[Begin Document text]

Carol Trainer could hardly process what was happening. To her, a 60-year-old grandmother and Vietnam veteran, of all people. On Memorial Day, of all times. Arrested for protesting the war at, of all places, Abbey Road on the River, an annual five-day Beatles tribute that had adopted a fortieth-anniversary Summer of Love theme for 2007.

Forty years ago, when the Louisville native married Air Force officer Harold Trainer, Carol wouldn't have gone near anything associated with the Summer of Love. "I wasn't an activist; just the opposite, in fact." But since 2002, when the Trainers--he retired from twenty-three years in the Force, she from eleven years as a Northwest Airlines flight attendant--found that they couldn't keep quiet about the catastrophe that was poised to unfold in Iraq, they've been unlikely stalwarts in one of the country's feistiest grassroots antiwar movements.

At Abbey Road, Carol had joined cohorts from the Louisville Peace Action Community (LPAC), passing out end-the-war pamphlets to incoming patrons--many of them young folks duded up for the occasion in flowers, beads and peace signs. Early that afternoon, she'd decided to join the fun inside, have a couple of beers and dance along to the music she'd missed in the '60s. After spotting a couple of youngsters holding up peace-symbol signs, she figured it would be OK to walk around with her bright blue End the War! sign. The festival's producer gave her explicit permission to do so. After all, it was perfectly in tune with the spirit of a festival whose grand finale would be a musical production called "Hell No, We Won't Go."

[End Document text]
[Begin Given information]

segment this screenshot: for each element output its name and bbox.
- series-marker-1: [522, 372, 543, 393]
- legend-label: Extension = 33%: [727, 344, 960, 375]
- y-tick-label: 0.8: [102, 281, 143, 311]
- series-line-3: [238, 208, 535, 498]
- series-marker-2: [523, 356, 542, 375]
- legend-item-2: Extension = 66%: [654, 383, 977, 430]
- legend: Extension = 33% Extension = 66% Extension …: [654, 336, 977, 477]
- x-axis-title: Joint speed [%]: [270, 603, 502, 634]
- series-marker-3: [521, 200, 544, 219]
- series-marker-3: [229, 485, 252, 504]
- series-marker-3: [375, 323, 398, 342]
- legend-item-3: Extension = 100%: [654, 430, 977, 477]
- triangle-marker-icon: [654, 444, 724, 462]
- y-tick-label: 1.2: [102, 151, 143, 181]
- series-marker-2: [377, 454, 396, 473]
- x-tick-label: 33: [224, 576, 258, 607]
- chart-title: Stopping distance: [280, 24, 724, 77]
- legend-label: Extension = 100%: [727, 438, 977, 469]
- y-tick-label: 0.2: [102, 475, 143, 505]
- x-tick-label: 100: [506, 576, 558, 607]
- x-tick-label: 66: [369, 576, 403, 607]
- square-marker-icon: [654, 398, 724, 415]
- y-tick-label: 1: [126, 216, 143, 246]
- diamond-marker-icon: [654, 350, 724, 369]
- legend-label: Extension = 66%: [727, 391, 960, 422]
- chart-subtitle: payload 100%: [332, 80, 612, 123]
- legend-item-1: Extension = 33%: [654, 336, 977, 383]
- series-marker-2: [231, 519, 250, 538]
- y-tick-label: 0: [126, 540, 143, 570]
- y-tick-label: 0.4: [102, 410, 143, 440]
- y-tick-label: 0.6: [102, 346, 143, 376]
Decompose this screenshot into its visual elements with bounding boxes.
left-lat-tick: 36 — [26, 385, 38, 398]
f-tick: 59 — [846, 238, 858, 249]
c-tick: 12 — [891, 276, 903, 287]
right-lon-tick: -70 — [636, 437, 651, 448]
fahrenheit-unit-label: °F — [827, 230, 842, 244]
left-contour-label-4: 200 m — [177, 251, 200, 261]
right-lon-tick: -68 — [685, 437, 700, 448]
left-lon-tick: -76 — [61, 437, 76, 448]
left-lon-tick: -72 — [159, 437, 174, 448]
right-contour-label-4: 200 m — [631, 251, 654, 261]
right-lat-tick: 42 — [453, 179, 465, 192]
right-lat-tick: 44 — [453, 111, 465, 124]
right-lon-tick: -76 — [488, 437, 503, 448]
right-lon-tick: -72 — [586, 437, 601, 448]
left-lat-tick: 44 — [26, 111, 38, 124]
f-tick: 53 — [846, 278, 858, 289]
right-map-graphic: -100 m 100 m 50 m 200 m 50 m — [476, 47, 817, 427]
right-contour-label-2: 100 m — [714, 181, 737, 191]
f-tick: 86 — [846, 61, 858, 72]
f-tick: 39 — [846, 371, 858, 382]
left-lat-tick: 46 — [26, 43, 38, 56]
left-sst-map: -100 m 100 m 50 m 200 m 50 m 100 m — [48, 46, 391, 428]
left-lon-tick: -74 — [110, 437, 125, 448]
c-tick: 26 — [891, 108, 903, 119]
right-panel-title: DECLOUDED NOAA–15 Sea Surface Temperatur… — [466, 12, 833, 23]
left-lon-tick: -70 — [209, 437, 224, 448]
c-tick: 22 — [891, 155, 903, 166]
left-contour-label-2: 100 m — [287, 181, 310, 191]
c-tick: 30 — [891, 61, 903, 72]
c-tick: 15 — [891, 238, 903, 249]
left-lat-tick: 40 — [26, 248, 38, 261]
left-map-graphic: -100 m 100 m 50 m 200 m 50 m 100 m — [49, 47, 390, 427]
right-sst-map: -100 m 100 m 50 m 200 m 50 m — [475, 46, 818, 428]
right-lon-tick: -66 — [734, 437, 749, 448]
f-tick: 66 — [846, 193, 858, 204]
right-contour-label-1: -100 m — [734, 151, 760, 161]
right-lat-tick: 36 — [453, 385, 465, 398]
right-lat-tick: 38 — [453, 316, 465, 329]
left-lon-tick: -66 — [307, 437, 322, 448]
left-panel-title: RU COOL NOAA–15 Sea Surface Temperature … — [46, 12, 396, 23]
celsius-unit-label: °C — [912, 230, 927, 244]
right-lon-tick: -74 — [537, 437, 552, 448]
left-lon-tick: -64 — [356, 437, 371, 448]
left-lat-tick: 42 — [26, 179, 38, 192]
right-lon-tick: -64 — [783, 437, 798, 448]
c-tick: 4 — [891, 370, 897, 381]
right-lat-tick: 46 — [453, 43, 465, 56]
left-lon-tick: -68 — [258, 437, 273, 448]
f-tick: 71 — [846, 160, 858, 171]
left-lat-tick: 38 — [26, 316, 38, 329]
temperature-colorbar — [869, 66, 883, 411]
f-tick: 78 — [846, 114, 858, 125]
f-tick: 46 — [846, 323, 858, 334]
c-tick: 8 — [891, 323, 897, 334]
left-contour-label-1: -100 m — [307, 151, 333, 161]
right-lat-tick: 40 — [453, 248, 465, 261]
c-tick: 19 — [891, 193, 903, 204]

[End Given information]

Please copy out, word for word, the part of the Carol Trainer passage above that opens with the words containing "Carol Trainer could" and closes with "theme for 2007.".

Carol Trainer could hardly process what was happening. To her, a 60-year-old grandmother and Vietnam veteran, of all people. On Memorial Day, of all times. Arrested for protesting the war at, of all places, Abbey Road on the River, an annual five-day Beatles tribute that had adopted a fortieth-anniversary Summer of Love theme for 2007.